[WHAT IS NEEDED]
Identify each line below containing the string "pasos" and copy it.

[DATA SUPPLIED]
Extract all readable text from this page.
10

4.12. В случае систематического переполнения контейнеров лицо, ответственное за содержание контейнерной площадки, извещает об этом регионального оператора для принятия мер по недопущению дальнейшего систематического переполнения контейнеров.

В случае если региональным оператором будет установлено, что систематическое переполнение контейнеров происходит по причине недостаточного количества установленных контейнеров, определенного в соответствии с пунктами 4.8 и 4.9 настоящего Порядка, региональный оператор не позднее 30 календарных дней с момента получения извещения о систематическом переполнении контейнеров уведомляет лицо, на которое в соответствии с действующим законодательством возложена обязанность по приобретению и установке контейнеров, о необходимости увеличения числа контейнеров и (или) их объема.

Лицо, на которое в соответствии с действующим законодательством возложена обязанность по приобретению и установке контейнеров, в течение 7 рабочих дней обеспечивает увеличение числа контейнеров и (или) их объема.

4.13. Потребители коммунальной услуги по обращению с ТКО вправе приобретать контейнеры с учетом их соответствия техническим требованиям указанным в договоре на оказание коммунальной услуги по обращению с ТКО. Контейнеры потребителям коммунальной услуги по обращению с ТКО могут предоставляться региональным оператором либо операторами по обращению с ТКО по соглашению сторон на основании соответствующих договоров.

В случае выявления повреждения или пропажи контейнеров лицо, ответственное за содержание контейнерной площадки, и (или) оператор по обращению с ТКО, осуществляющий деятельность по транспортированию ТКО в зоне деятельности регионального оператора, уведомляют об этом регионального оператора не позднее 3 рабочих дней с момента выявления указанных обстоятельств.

--

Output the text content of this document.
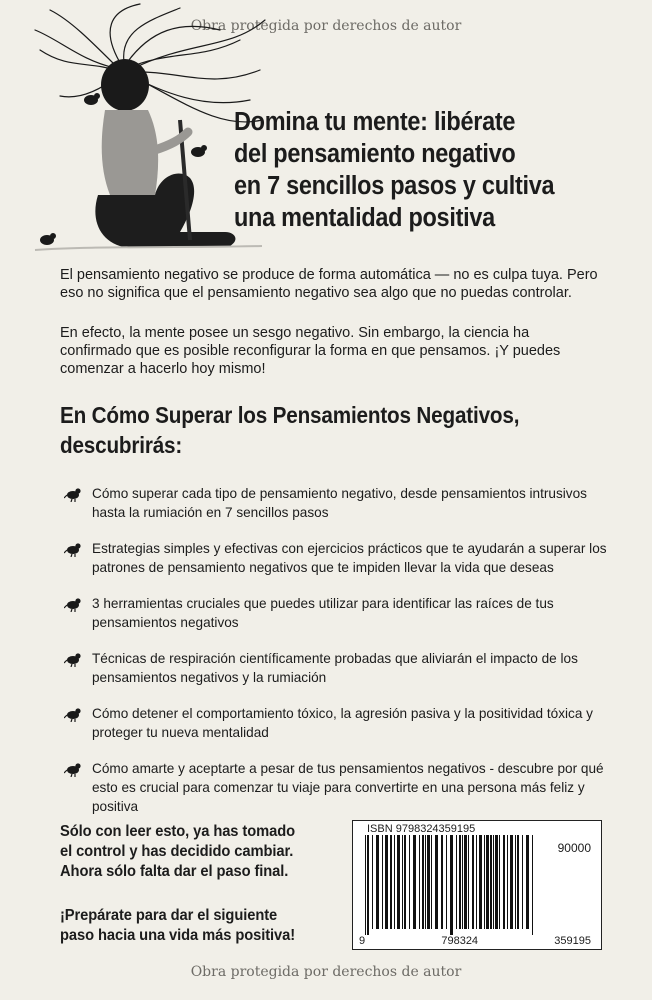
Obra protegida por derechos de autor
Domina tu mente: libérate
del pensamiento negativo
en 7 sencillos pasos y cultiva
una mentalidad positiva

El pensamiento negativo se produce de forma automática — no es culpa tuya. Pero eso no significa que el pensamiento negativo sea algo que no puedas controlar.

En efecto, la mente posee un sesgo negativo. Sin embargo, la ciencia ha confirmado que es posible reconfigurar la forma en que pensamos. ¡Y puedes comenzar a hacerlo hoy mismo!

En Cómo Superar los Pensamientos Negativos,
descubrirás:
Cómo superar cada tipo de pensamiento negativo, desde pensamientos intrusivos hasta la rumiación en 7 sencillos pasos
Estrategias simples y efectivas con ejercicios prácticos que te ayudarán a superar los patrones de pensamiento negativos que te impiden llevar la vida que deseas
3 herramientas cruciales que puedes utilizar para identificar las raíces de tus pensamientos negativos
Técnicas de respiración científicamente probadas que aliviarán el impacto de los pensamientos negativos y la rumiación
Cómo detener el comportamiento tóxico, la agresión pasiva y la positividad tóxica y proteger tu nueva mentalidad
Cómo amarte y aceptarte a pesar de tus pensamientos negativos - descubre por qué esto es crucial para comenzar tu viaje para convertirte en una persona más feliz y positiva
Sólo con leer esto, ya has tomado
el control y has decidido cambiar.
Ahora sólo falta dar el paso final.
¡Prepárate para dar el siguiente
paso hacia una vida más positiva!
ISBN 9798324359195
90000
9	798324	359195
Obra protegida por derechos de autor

[WRITTEN SOLUTION]
en 7 sencillos pasos y cultiva
Cómo superar cada tipo de pensamiento negativo, desde pensamientos intrusivos hasta la rumiación en 7 sencillos pasos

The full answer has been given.